Stored data entries >>
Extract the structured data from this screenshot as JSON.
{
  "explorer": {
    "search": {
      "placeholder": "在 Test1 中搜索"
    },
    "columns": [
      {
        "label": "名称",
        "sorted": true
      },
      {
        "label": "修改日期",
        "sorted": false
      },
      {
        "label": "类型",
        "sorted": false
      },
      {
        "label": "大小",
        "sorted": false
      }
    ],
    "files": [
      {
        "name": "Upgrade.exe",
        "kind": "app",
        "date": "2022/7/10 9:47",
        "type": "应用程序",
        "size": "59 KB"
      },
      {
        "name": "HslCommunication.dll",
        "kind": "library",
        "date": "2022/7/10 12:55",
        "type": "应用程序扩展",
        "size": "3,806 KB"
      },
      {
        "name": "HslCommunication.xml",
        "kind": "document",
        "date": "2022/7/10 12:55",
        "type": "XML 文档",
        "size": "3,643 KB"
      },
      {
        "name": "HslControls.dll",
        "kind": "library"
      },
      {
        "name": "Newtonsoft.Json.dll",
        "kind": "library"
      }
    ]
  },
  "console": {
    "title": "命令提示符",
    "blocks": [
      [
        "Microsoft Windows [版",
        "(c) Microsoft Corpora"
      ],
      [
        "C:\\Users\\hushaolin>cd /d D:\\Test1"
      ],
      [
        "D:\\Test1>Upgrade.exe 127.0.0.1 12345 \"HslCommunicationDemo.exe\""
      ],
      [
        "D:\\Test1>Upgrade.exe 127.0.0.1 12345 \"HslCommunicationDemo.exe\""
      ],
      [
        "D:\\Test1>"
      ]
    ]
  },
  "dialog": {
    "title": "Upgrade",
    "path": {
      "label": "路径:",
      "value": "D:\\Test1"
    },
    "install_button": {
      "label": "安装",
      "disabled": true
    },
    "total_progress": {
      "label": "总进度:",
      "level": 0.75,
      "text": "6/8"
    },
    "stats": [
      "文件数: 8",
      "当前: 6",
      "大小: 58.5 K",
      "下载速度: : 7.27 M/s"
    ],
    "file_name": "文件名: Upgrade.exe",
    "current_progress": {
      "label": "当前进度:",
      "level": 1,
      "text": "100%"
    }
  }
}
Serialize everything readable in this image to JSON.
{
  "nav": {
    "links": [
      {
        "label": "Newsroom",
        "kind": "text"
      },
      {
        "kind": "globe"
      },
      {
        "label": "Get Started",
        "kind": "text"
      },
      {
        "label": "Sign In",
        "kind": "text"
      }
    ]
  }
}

Aim >> Nothing in the data may differ; print all of it exactly as written.

Answer to the task >>
Extract the structured data from this screenshot as JSON.
{
  "explorer": {
    "search": {
      "placeholder": "在 Test1 中搜索"
    },
    "columns": [
      {
        "label": "名称",
        "sorted": true
      },
      {
        "label": "修改日期",
        "sorted": false
      },
      {
        "label": "类型",
        "sorted": false
      },
      {
        "label": "大小",
        "sorted": false
      }
    ],
    "files": [
      {
        "name": "Upgrade.exe",
        "kind": "app",
        "date": "2022/7/10 9:47",
        "type": "应用程序",
        "size": "59 KB"
      },
      {
        "name": "HslCommunication.dll",
        "kind": "library",
        "date": "2022/7/10 12:55",
        "type": "应用程序扩展",
        "size": "3,806 KB"
      },
      {
        "name": "HslCommunication.xml",
        "kind": "document",
        "date": "2022/7/10 12:55",
        "type": "XML 文档",
        "size": "3,643 KB"
      },
      {
        "name": "HslControls.dll",
        "kind": "library"
      },
      {
        "name": "Newtonsoft.Json.dll",
        "kind": "library"
      }
    ]
  },
  "console": {
    "title": "命令提示符",
    "blocks": [
      [
        "Microsoft Windows [版",
        "(c) Microsoft Corpora"
      ],
      [
        "C:\\Users\\hushaolin>cd /d D:\\Test1"
      ],
      [
        "D:\\Test1>Upgrade.exe 127.0.0.1 12345 \"HslCommunicationDemo.exe\""
      ],
      [
        "D:\\Test1>Upgrade.exe 127.0.0.1 12345 \"HslCommunicationDemo.exe\""
      ],
      [
        "D:\\Test1>"
      ]
    ]
  },
  "dialog": {
    "title": "Upgrade",
    "path": {
      "label": "路径:",
      "value": "D:\\Test1"
    },
    "install_button": {
      "label": "安装",
      "disabled": true
    },
    "total_progress": {
      "label": "总进度:",
      "level": 0.75,
      "text": "6/8"
    },
    "stats": [
      "文件数: 8",
      "当前: 6",
      "大小: 58.5 K",
      "下载速度: : 7.27 M/s"
    ],
    "file_name": "文件名: Upgrade.exe",
    "current_progress": {
      "label": "当前进度:",
      "level": 1,
      "text": "100%"
    }
  }
}
Serialize everything readable in this image to JSON.
{
  "nav": {
    "links": [
      {
        "label": "Newsroom",
        "kind": "text"
      },
      {
        "kind": "globe"
      },
      {
        "label": "Get Started",
        "kind": "text"
      },
      {
        "label": "Sign In",
        "kind": "text"
      }
    ]
  }
}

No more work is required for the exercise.